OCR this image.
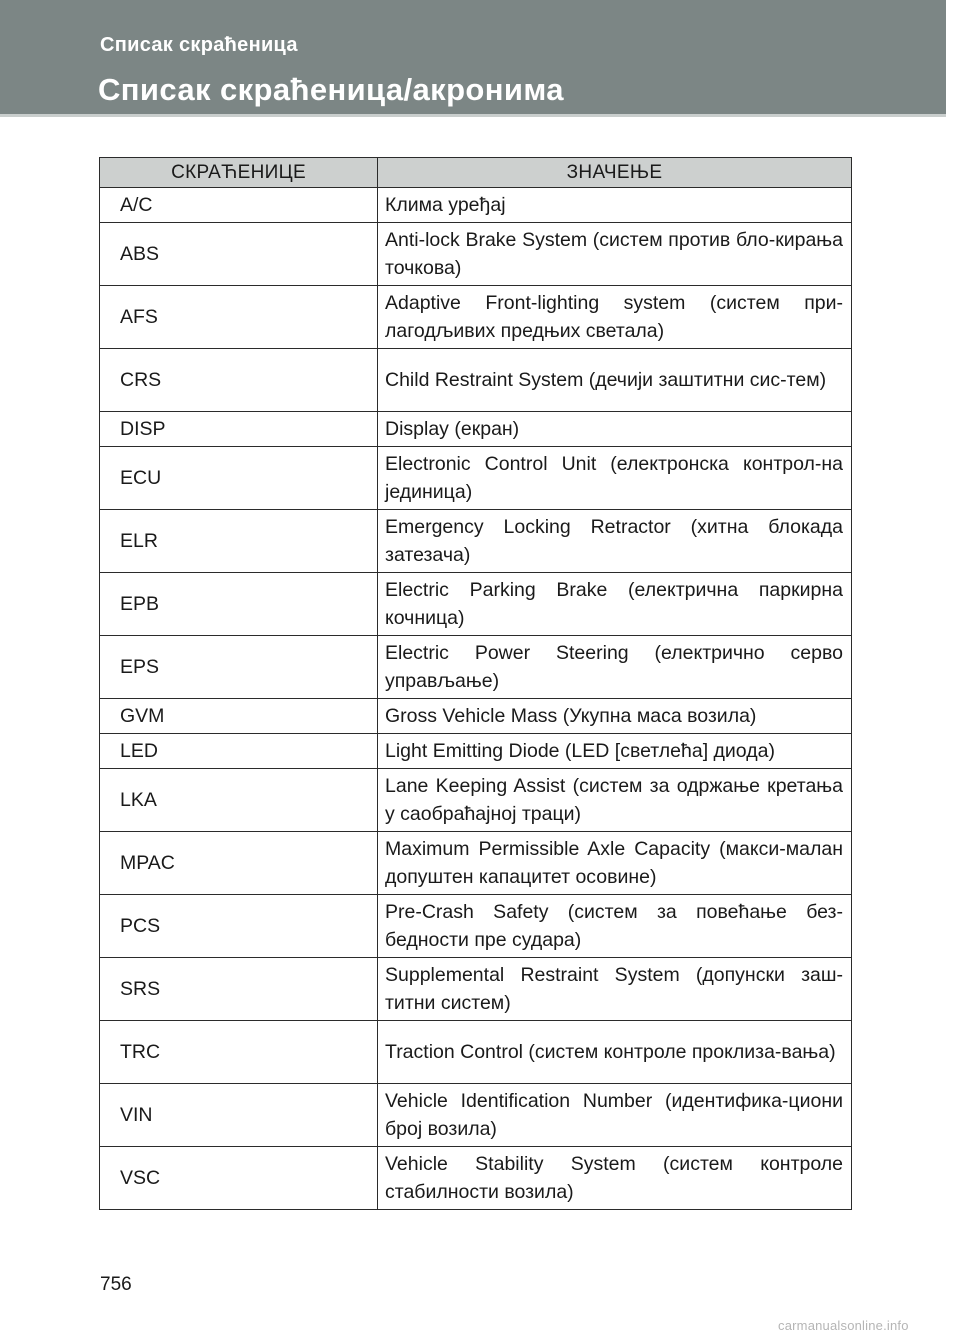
Списак скраћеница
Списак скраћеница/акронима
СКРАЋЕНИЦЕ	ЗНАЧЕЊЕ
A/C	Клима уређај
ABS	Anti-lock Brake System (систем против бло-кирања точкова)
AFS	Adaptive Front-lighting system (систем при-лагодљивих предњих светала)
CRS	Child Restraint System (дечији заштитни сис-тем)
DISP	Display (екран)
ECU	Electronic Control Unit (електронска контрол-на јединица)
ELR	Emergency Locking Retractor (хитна блокада затезача)
EPB	Electric Parking Brake (електрична паркирна кочница)
EPS	Electric Power Steering (електрично серво управљање)
GVM	Gross Vehicle Mass (Укупна маса возила)
LED	Light Emitting Diode (LED [светлећа] диода)
LKA	Lane Keeping Assist (систем за одржање кретања у саобраћајној траци)
MPAC	Maximum Permissible Axle Capacity (макси-малан допуштен капацитет осовине)
PCS	Pre-Crash Safety (систем за повећање без-бедности пре судара)
SRS	Supplemental Restraint System (допунски заш-титни систем)
TRC	Traction Control (систем контроле проклиза-вања)
VIN	Vehicle Identification Number (идентифика-циони број возила)
VSC	Vehicle Stability System (систем контроле стабилности возила)
756
carmanualsonline.info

Description of the task
Report back each line of the entries that holds the string "Vehicle".

Answer below
GVM	Gross Vehicle Mass (Укупна маса возила)
VIN	Vehicle Identification Number (идентифика-циони број возила)
VSC	Vehicle Stability System (систем контроле стабилности возила)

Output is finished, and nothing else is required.